═════ Supplied material ═════
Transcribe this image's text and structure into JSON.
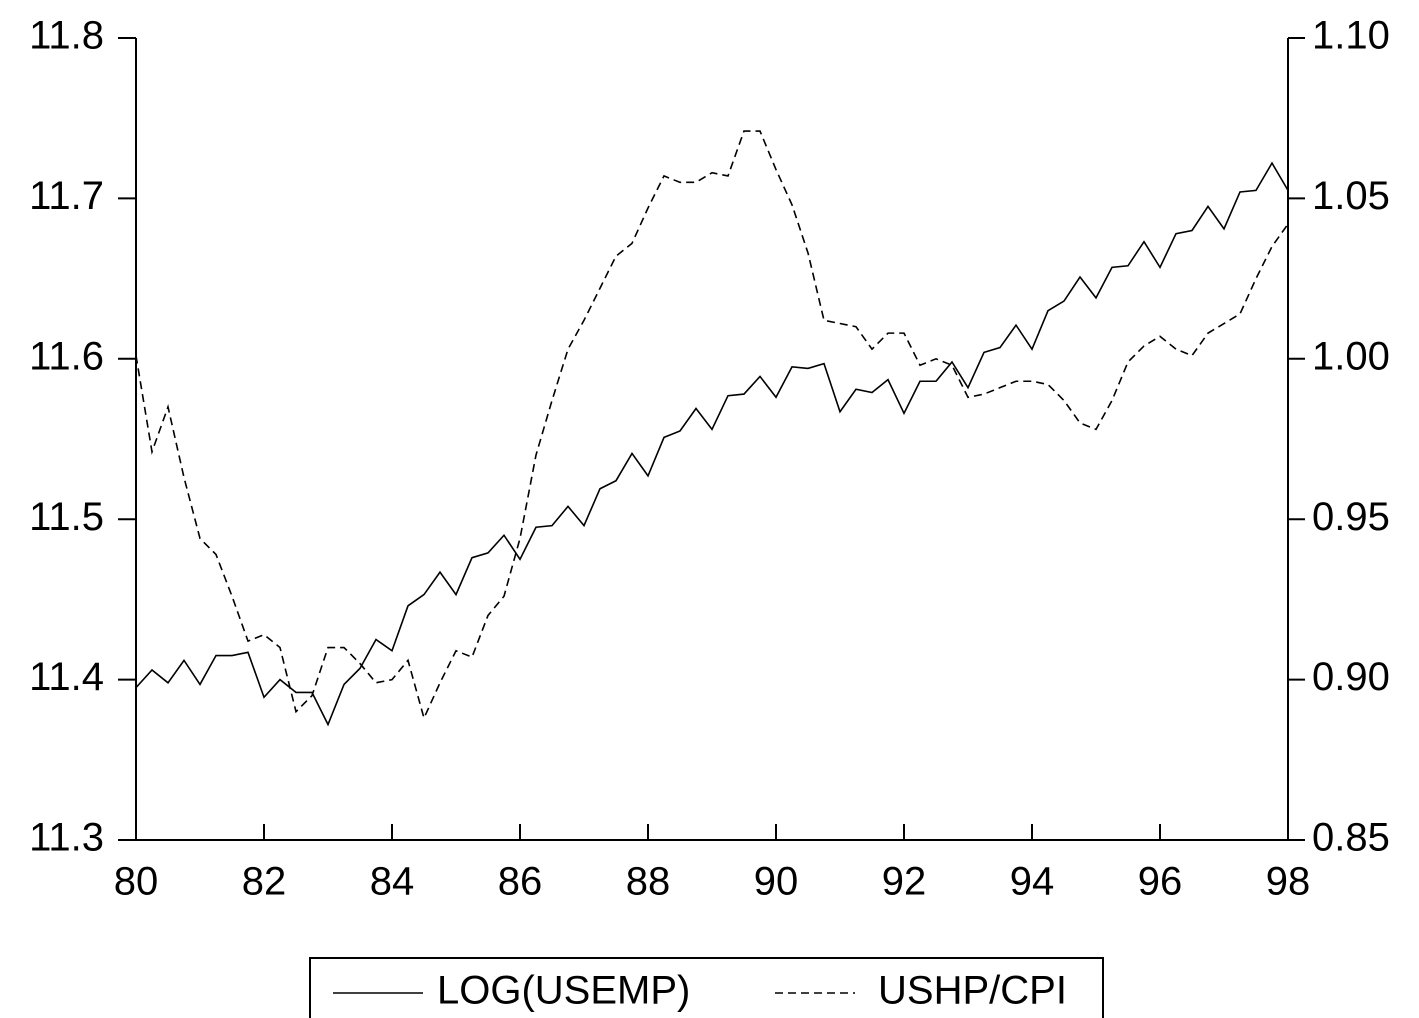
{
  "chart_data": {
    "type": "line",
    "x": [
      80,
      80.25,
      80.5,
      80.75,
      81,
      81.25,
      81.5,
      81.75,
      82,
      82.25,
      82.5,
      82.75,
      83,
      83.25,
      83.5,
      83.75,
      84,
      84.25,
      84.5,
      84.75,
      85,
      85.25,
      85.5,
      85.75,
      86,
      86.25,
      86.5,
      86.75,
      87,
      87.25,
      87.5,
      87.75,
      88,
      88.25,
      88.5,
      88.75,
      89,
      89.25,
      89.5,
      89.75,
      90,
      90.25,
      90.5,
      90.75,
      91,
      91.25,
      91.5,
      91.75,
      92,
      92.25,
      92.5,
      92.75,
      93,
      93.25,
      93.5,
      93.75,
      94,
      94.25,
      94.5,
      94.75,
      95,
      95.25,
      95.5,
      95.75,
      96,
      96.25,
      96.5,
      96.75,
      97,
      97.25,
      97.5,
      97.75,
      98
    ],
    "series": [
      {
        "name": "LOG(USEMP)",
        "color": "#000000",
        "line_style": "solid",
        "values": [
          11.395,
          11.406,
          11.398,
          11.412,
          11.397,
          11.415,
          11.415,
          11.417,
          11.389,
          11.4,
          11.392,
          11.392,
          11.372,
          11.397,
          11.407,
          11.425,
          11.418,
          11.446,
          11.453,
          11.467,
          11.453,
          11.476,
          11.479,
          11.49,
          11.475,
          11.495,
          11.496,
          11.508,
          11.496,
          11.519,
          11.524,
          11.541,
          11.527,
          11.551,
          11.555,
          11.569,
          11.556,
          11.577,
          11.578,
          11.589,
          11.576,
          11.595,
          11.594,
          11.597,
          11.567,
          11.581,
          11.579,
          11.587,
          11.566,
          11.586,
          11.586,
          11.598,
          11.582,
          11.604,
          11.607,
          11.621,
          11.606,
          11.63,
          11.636,
          11.651,
          11.638,
          11.657,
          11.658,
          11.673,
          11.657,
          11.678,
          11.68,
          11.695,
          11.681,
          11.704,
          11.705,
          11.722,
          11.705
        ]
      },
      {
        "name": "USHP/CPI",
        "color": "#000000",
        "line_style": "dashed",
        "axis": "y2",
        "values": [
          1.001,
          0.971,
          0.985,
          0.963,
          0.944,
          0.939,
          0.926,
          0.912,
          0.914,
          0.91,
          0.89,
          0.895,
          0.91,
          0.91,
          0.905,
          0.899,
          0.9,
          0.906,
          0.888,
          0.899,
          0.909,
          0.907,
          0.92,
          0.926,
          0.944,
          0.97,
          0.987,
          1.003,
          1.012,
          1.022,
          1.032,
          1.036,
          1.047,
          1.057,
          1.055,
          1.055,
          1.058,
          1.057,
          1.071,
          1.071,
          1.059,
          1.048,
          1.033,
          1.012,
          1.011,
          1.01,
          1.003,
          1.008,
          1.008,
          0.998,
          1.0,
          0.998,
          0.988,
          0.989,
          0.991,
          0.993,
          0.993,
          0.992,
          0.987,
          0.98,
          0.978,
          0.987,
          0.999,
          1.004,
          1.007,
          1.003,
          1.001,
          1.008,
          1.011,
          1.014,
          1.025,
          1.035,
          1.042
        ]
      }
    ],
    "xlim": [
      80,
      98
    ],
    "xticks": [
      80,
      82,
      84,
      86,
      88,
      90,
      92,
      94,
      96,
      98
    ],
    "ylim": [
      11.3,
      11.8
    ],
    "yticks": [
      11.3,
      11.4,
      11.5,
      11.6,
      11.7,
      11.8
    ],
    "y2lim": [
      0.85,
      1.1
    ],
    "y2ticks": [
      0.85,
      {
        "value": 0.9,
        "label": "0.90"
      },
      0.95,
      {
        "value": 1.0,
        "label": "1.00"
      },
      1.05,
      {
        "value": 1.1,
        "label": "1.10"
      }
    ],
    "grid": false,
    "legend": "bottom"
  }
}
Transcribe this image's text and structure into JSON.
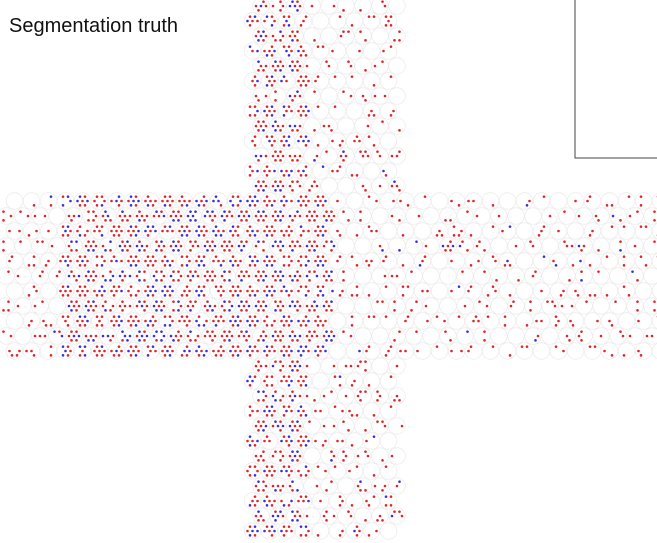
{
  "label": {
    "text": "Segmentation truth"
  }
}
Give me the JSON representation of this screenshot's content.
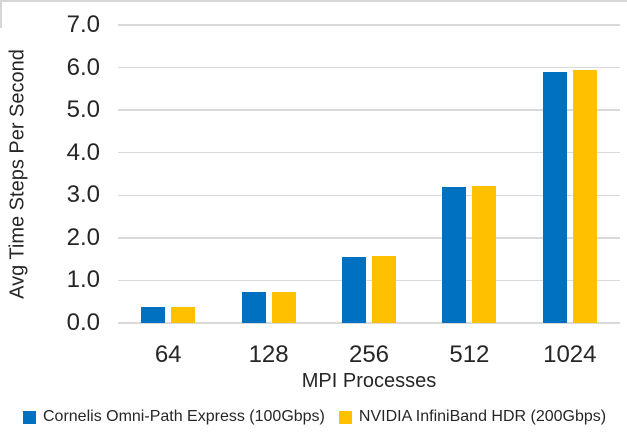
{
  "chart_data": {
    "type": "bar",
    "title": "",
    "categories": [
      "64",
      "128",
      "256",
      "512",
      "1024"
    ],
    "series": [
      {
        "name": "Cornelis Omni-Path Express (100Gbps)",
        "color": "#0070C0",
        "values": [
          0.37,
          0.73,
          1.54,
          3.2,
          5.9
        ]
      },
      {
        "name": "NVIDIA InfiniBand HDR (200Gbps)",
        "color": "#FFC000",
        "values": [
          0.37,
          0.73,
          1.58,
          3.22,
          5.95
        ]
      }
    ],
    "xlabel": "MPI Processes",
    "ylabel": "Avg Time Steps Per Second",
    "ylim": [
      0,
      7
    ],
    "ytick_step": 1.0,
    "ytick_format": "one-decimal",
    "grid": "horizontal",
    "gridline_color": "#D9D9D9",
    "text_color": "#262626",
    "legend_position": "bottom-left",
    "background_color": "#FFFFFF"
  }
}
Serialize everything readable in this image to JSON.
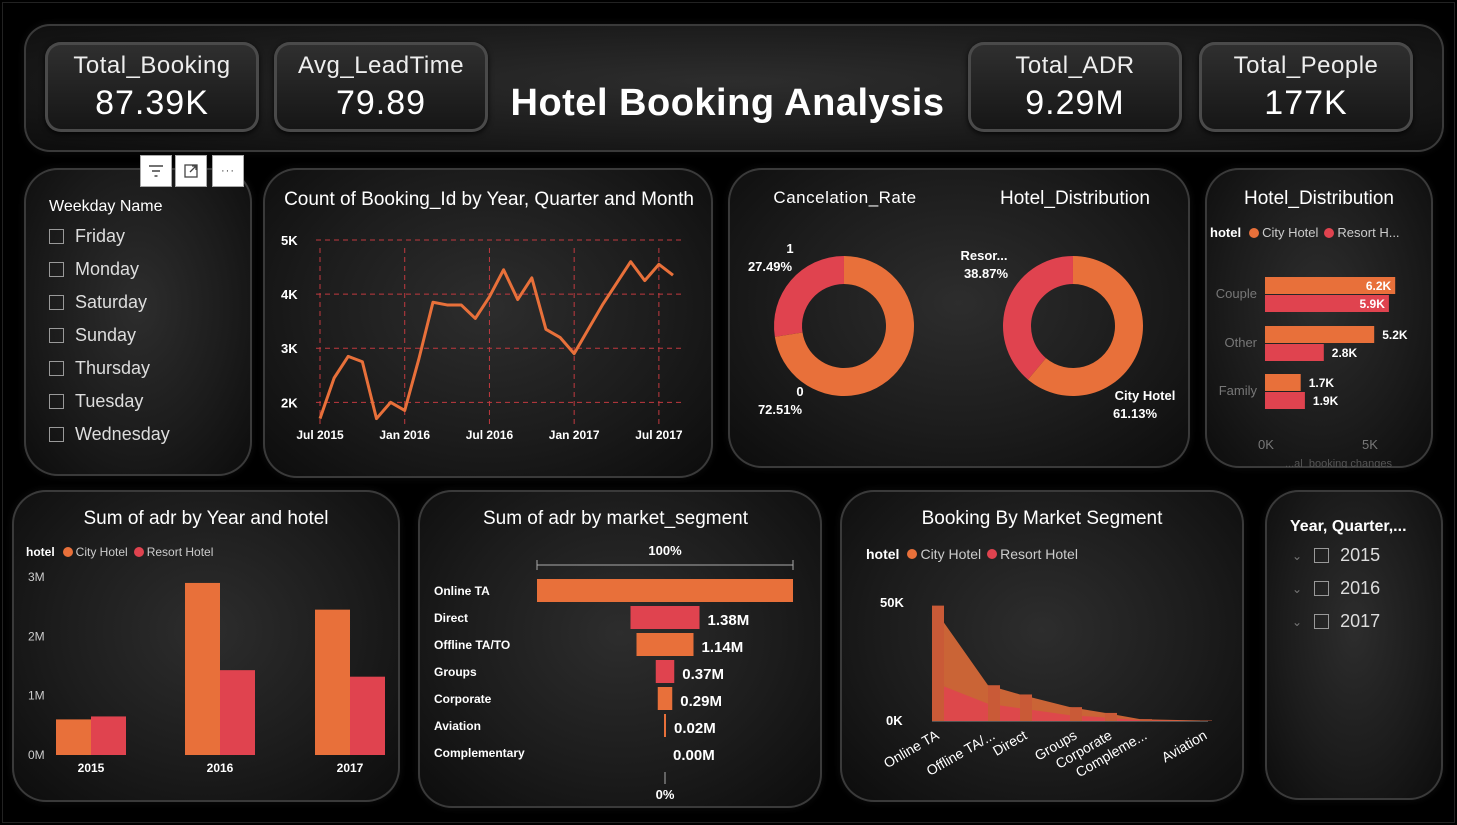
═════
[Work required]: Reproduce the material word for word, minus the images.

[Answer to the problem]:
Transcribe this image's text and structure into JSON.
{
  "chart_data": {
    "type": "line",
    "x": [
      80,
      80.25,
      80.5,
      80.75,
      81,
      81.25,
      81.5,
      81.75,
      82,
      82.25,
      82.5,
      82.75,
      83,
      83.25,
      83.5,
      83.75,
      84,
      84.25,
      84.5,
      84.75,
      85,
      85.25,
      85.5,
      85.75,
      86,
      86.25,
      86.5,
      86.75,
      87,
      87.25,
      87.5,
      87.75,
      88,
      88.25,
      88.5,
      88.75,
      89,
      89.25,
      89.5,
      89.75,
      90,
      90.25,
      90.5,
      90.75,
      91,
      91.25,
      91.5,
      91.75,
      92,
      92.25,
      92.5,
      92.75,
      93,
      93.25,
      93.5,
      93.75,
      94,
      94.25,
      94.5,
      94.75,
      95,
      95.25,
      95.5,
      95.75,
      96,
      96.25,
      96.5,
      96.75,
      97,
      97.25,
      97.5,
      97.75,
      98
    ],
    "series": [
      {
        "name": "LOG(USEMP)",
        "color": "#000000",
        "line_style": "solid",
        "values": [
          11.395,
          11.406,
          11.398,
          11.412,
          11.397,
          11.415,
          11.415,
          11.417,
          11.389,
          11.4,
          11.392,
          11.392,
          11.372,
          11.397,
          11.407,
          11.425,
          11.418,
          11.446,
          11.453,
          11.467,
          11.453,
          11.476,
          11.479,
          11.49,
          11.475,
          11.495,
          11.496,
          11.508,
          11.496,
          11.519,
          11.524,
          11.541,
          11.527,
          11.551,
          11.555,
          11.569,
          11.556,
          11.577,
          11.578,
          11.589,
          11.576,
          11.595,
          11.594,
          11.597,
          11.567,
          11.581,
          11.579,
          11.587,
          11.566,
          11.586,
          11.586,
          11.598,
          11.582,
          11.604,
          11.607,
          11.621,
          11.606,
          11.63,
          11.636,
          11.651,
          11.638,
          11.657,
          11.658,
          11.673,
          11.657,
          11.678,
          11.68,
          11.695,
          11.681,
          11.704,
          11.705,
          11.722,
          11.705
        ]
      },
      {
        "name": "USHP/CPI",
        "color": "#000000",
        "line_style": "dashed",
        "axis": "y2",
        "values": [
          1.001,
          0.971,
          0.985,
          0.963,
          0.944,
          0.939,
          0.926,
          0.912,
          0.914,
          0.91,
          0.89,
          0.895,
          0.91,
          0.91,
          0.905,
          0.899,
          0.9,
          0.906,
          0.888,
          0.899,
          0.909,
          0.907,
          0.92,
          0.926,
          0.944,
          0.97,
          0.987,
          1.003,
          1.012,
          1.022,
          1.032,
          1.036,
          1.047,
          1.057,
          1.055,
          1.055,
          1.058,
          1.057,
          1.071,
          1.071,
          1.059,
          1.048,
          1.033,
          1.012,
          1.011,
          1.01,
          1.003,
          1.008,
          1.008,
          0.998,
          1.0,
          0.998,
          0.988,
          0.989,
          0.991,
          0.993,
          0.993,
          0.992,
          0.987,
          0.98,
          0.978,
          0.987,
          0.999,
          1.004,
          1.007,
          1.003,
          1.001,
          1.008,
          1.011,
          1.014,
          1.025,
          1.035,
          1.042
        ]
      }
    ],
    "xlim": [
      80,
      98
    ],
    "xticks": [
      80,
      82,
      84,
      86,
      88,
      90,
      92,
      94,
      96,
      98
    ],
    "ylim": [
      11.3,
      11.8
    ],
    "yticks": [
      11.3,
      11.4,
      11.5,
      11.6,
      11.7,
      11.8
    ],
    "y2lim": [
      0.85,
      1.1
    ],
    "y2ticks": [
      0.85,
      {
        "value": 0.9,
        "label": "0.90"
      },
      0.95,
      {
        "value": 1.0,
        "label": "1.00"
      },
      1.05,
      {
        "value": 1.1,
        "label": "1.10"
      }
    ],
    "grid": false,
    "legend": "bottom"
  }
}
Transcribe this image's text and structure into JSON.
{
  "label": {
    "text": "Segmentation truth"
  }
}
Give me the JSON representation of this screenshot's content.
{
  "chart_data": {
    "type": "bar",
    "title": "",
    "categories": [
      "64",
      "128",
      "256",
      "512",
      "1024"
    ],
    "series": [
      {
        "name": "Cornelis Omni-Path Express (100Gbps)",
        "color": "#0070C0",
        "values": [
          0.37,
          0.73,
          1.54,
          3.2,
          5.9
        ]
      },
      {
        "name": "NVIDIA InfiniBand HDR (200Gbps)",
        "color": "#FFC000",
        "values": [
          0.37,
          0.73,
          1.58,
          3.22,
          5.95
        ]
      }
    ],
    "xlabel": "MPI Processes",
    "ylabel": "Avg Time Steps Per Second",
    "ylim": [
      0,
      7
    ],
    "ytick_step": 1.0,
    "ytick_format": "one-decimal",
    "grid": "horizontal",
    "gridline_color": "#D9D9D9",
    "text_color": "#262626",
    "legend_position": "bottom-left",
    "background_color": "#FFFFFF"
  }
}
Serialize everything readable in this image to JSON.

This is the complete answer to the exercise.